PÁGINA

"""

En espiar hay engaño

Juan Pablo CardenasEscribe Juan Pablo Cárdenas S.

“Es iluso suponer que la paz surge de los equilibrios que se alcancen en el aprovisionamiento militar”

En lo que suele ser más cínica la política es en los asuntos de seguridad y armamentismo. Es evidente que los gobiernos del mundo no transparentan las operaciones de inteligencia y espionaje que realizan de forma abierta y encubierta para “prevenirse” de sus potenciales enemigos internos y foráneos. Es obvio que las millonarias adquisiciones de armas tienen por objeto enfrentar con éxito eventuales conflictos. También, por supuesto, disuadir a los militares de su pertinaz costumbre de desafiar el estado de derecho que juran siempre defender. Es así, entonces, como se justifica tener información sobre la capacidad bélica de los otros, su poder de fuego y soldados en armas. Conocer de sus estrategias y, si es posible, infiltrarse entre las cúpulas castrenses “enemigas” con el propósito de transmitirles información falsa y desorientarlas.

"""

CONSIGNA 1
Indique si cada afirmación concuerda con el texto sobre espionaje y armamentismo y responda sí o no, citando literalmente las palabras del texto que lo deciden: (a) los gobiernos transparentan sus operaciones de inteligencia; (b) las compras de armas buscan enfrentar con éxito eventuales conflictos; (c) la paz surge de los equilibrios en el aprovisionamiento militar.
CONSIGNA 2
Redacte la continuación del texto sobre espionaje y armamentismo a partir de su última oración.
Los datos proceden de una fuente distinta a la del texto sobre espionaje y armamentismo.

(Registros de regiones de maquetación)
"""

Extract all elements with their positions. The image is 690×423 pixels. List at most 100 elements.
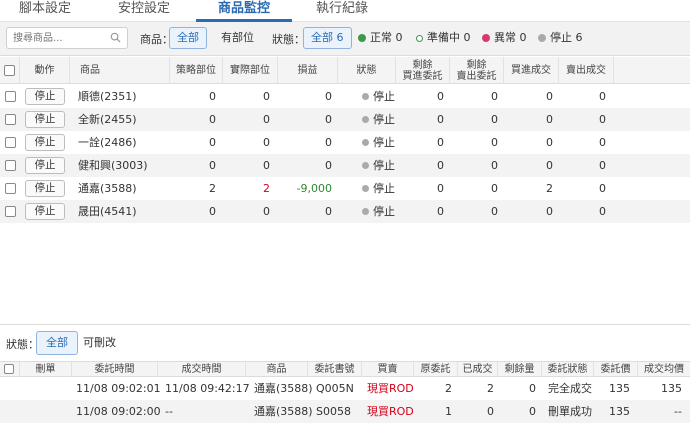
tab-risk-settings[interactable]: 安控設定 <box>108 0 180 22</box>
order-status: 刪單成功 <box>548 405 592 418</box>
product-name: 健和興(3003) <box>78 159 148 172</box>
orig-qty: 1 <box>445 405 452 418</box>
product-table-header: 動作 商品 策略部位 實際部位 損益 狀態 剩餘 買進委託 剩餘 賣出委託 買進… <box>0 57 690 84</box>
order-product: 通嘉(3588) <box>254 382 313 395</box>
order-filter-cancellable[interactable]: 可刪改 <box>78 331 121 355</box>
orig-qty: 2 <box>445 382 452 395</box>
col-buy-filled: 買進成交 <box>504 57 559 84</box>
preparing-dot-icon <box>416 35 423 42</box>
col-order-status: 委託狀態 <box>542 362 594 377</box>
table-row: 停止 一詮(2486) 0 0 0 停止 0 0 0 0 <box>0 131 690 154</box>
col-delete: 刪單 <box>20 362 72 377</box>
row-checkbox[interactable] <box>5 91 16 102</box>
stopped-dot-icon <box>538 34 546 42</box>
stop-button[interactable]: 停止 <box>25 88 65 105</box>
row-checkbox[interactable] <box>5 160 16 171</box>
col-orig-qty: 原委託 <box>414 362 458 377</box>
actual-position: 0 <box>263 159 270 172</box>
order-filter-bar: 狀態： 全部 可刪改 <box>0 324 690 360</box>
abnormal-dot-icon <box>482 34 490 42</box>
remaining-sell: 0 <box>491 205 498 218</box>
table-row: 停止 通嘉(3588) 2 2 -9,000 停止 0 0 2 0 <box>0 177 690 200</box>
tab-script-settings[interactable]: 腳本設定 <box>10 0 80 22</box>
search-icon[interactable] <box>110 32 121 43</box>
remaining-buy: 0 <box>437 182 444 195</box>
sell-filled: 0 <box>599 136 606 149</box>
order-number: Q005N <box>316 382 354 395</box>
order-filter-all[interactable]: 全部 <box>36 331 78 355</box>
remaining-buy: 0 <box>437 113 444 126</box>
col-actual-position: 實際部位 <box>223 57 278 84</box>
stop-button[interactable]: 停止 <box>25 203 65 220</box>
remain-qty: 0 <box>529 382 536 395</box>
col-pnl: 損益 <box>278 57 338 84</box>
col-product: 商品 <box>70 57 170 84</box>
tab-product-monitor[interactable]: 商品監控 <box>196 0 292 22</box>
avg-price: 135 <box>661 382 682 395</box>
sell-filled: 0 <box>599 113 606 126</box>
order-table-header: 刪單 委託時間 成交時間 商品 委託書號 買賣 原委託 已成交 剩餘量 委託狀態… <box>0 361 690 377</box>
stop-button[interactable]: 停止 <box>25 111 65 128</box>
strategy-position: 0 <box>209 90 216 103</box>
buy-filled: 0 <box>546 113 553 126</box>
table-row: 停止 晟田(4541) 0 0 0 停止 0 0 0 0 <box>0 200 690 223</box>
strategy-position: 0 <box>209 113 216 126</box>
remaining-buy: 0 <box>437 90 444 103</box>
actual-position: 0 <box>263 136 270 149</box>
product-filter-all[interactable]: 全部 <box>169 27 207 49</box>
stopped-status-icon <box>362 185 369 192</box>
select-all-checkbox[interactable] <box>4 65 15 76</box>
product-name: 一詮(2486) <box>78 136 137 149</box>
strategy-position: 2 <box>209 182 216 195</box>
order-row: 11/08 09:02:00 -- 通嘉(3588) S0058 現買ROD 1 0 0 刪單成… <box>0 400 690 423</box>
row-checkbox[interactable] <box>5 206 16 217</box>
stop-button[interactable]: 停止 <box>25 157 65 174</box>
col-action: 動作 <box>20 57 70 84</box>
fill-time: 11/08 09:42:17 <box>165 382 250 395</box>
filled-qty: 0 <box>487 405 494 418</box>
remaining-buy: 0 <box>437 159 444 172</box>
product-filter-has-position[interactable]: 有部位 <box>213 27 262 49</box>
buy-filled: 0 <box>546 90 553 103</box>
strategy-position: 0 <box>209 205 216 218</box>
stopped-status-icon <box>362 139 369 146</box>
row-checkbox[interactable] <box>5 114 16 125</box>
buy-filled: 0 <box>546 205 553 218</box>
filled-qty: 2 <box>487 382 494 395</box>
stop-button[interactable]: 停止 <box>25 180 65 197</box>
order-price: 135 <box>609 405 630 418</box>
order-status-label: 狀態： <box>6 338 39 351</box>
product-name: 通嘉(3588) <box>78 182 137 195</box>
pnl-value: 0 <box>325 159 332 172</box>
status-filter-all[interactable]: 全部 6 <box>303 27 352 49</box>
status-filter-preparing[interactable]: 準備中 0 <box>408 27 479 49</box>
product-name: 全新(2455) <box>78 113 137 126</box>
remaining-buy: 0 <box>437 205 444 218</box>
pnl-value: 0 <box>325 90 332 103</box>
filter-bar: 商品： 全部 有部位 狀態： 全部 6 正常 0 準備中 0 異常 0 停止 6 <box>0 22 690 56</box>
col-fill-time: 成交時間 <box>158 362 246 377</box>
order-side: 現買ROD <box>367 405 414 418</box>
actual-position: 2 <box>263 182 270 195</box>
status-filter-stopped[interactable]: 停止 6 <box>530 27 591 49</box>
status-filter-normal[interactable]: 正常 0 <box>350 27 411 49</box>
buy-filled: 2 <box>546 182 553 195</box>
sell-filled: 0 <box>599 205 606 218</box>
status-filter-abnormal[interactable]: 異常 0 <box>474 27 535 49</box>
actual-position: 0 <box>263 205 270 218</box>
row-checkbox[interactable] <box>5 137 16 148</box>
buy-filled: 0 <box>546 136 553 149</box>
pnl-value: 0 <box>325 113 332 126</box>
stopped-status-icon <box>362 162 369 169</box>
remaining-sell: 0 <box>491 90 498 103</box>
strategy-position: 0 <box>209 159 216 172</box>
order-product: 通嘉(3588) <box>254 405 313 418</box>
pnl-value: 0 <box>325 136 332 149</box>
product-name: 順德(2351) <box>78 90 137 103</box>
order-select-all-checkbox[interactable] <box>4 364 14 374</box>
tab-execution-log[interactable]: 執行紀錄 <box>306 0 378 22</box>
stop-button[interactable]: 停止 <box>25 134 65 151</box>
row-checkbox[interactable] <box>5 183 16 194</box>
order-number: S0058 <box>316 405 351 418</box>
order-status: 完全成交 <box>548 382 592 395</box>
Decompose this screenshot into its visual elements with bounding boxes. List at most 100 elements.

"""

RESULTADO 1
(a) No: «los gobiernos del mundo no transparentan las operaciones de inteligencia y espionaje»
(b) Sí: «las millonarias adquisiciones de armas tienen por objeto enfrentar con éxito eventuales conflictos»
(c) No: «Es iluso suponer que la paz surge de los equilibrios que se alcancen en el aprovisionamiento militar»

RESULTADO 2
Espían los agregados militares incorporados a las embajadas, se compra información en las filas adversarias y hasta los periodistas son reclutados como informantes para saber qué están pensando y cómo se están apertrechando los países vecinos o las organizaciones que supuestamente pudieran atentar contra la soberanía o el orden interno de cada nación. Negar esta realidad es suponernos tan estúpidos como aquellos que se tragan el cuento de que los militares no deliberan políticamente y que son los garantes de nuestra vida republicana. Grotesca nos parece, entonces, la estridencia del primer mandatario peruano para acusarnos al voleo de alentar y financiar actividades de espionaje. En efecto, lo único que le cabía a Alan García era aceptar con bochorno que haya peruanos que se dejen sobornar por Chile a cambio de información supuestamente relevante.

Absurdo también que se apele a nuestro condición “democrática” para negar la acusación del gobierno del Perú, cuando se sabe que las más sólidas repúblicas destinan ingentes recursos y sostienen tenebrosas organizaciones para informarse de lo que ocurre más allá de sus fronteras. Como testimonio de ello, es cosa de observar las publicaciones, documentales y películas sobre espías e instituciones que no sólo buscan información, sino implementar operativos para desestabilizar a regímenes que no comulgan con sus intereses. Los más lucrativos negocios del momento, la transacción de armas y el narcotráfico se alimentan de la infiltración en los ejércitos y gobiernos, cuanto de las abultadas comisiones que pagan para forzar las decisiones político-militares en la adquisición de naves, aviones y armas de destrucción masiva o selectiva.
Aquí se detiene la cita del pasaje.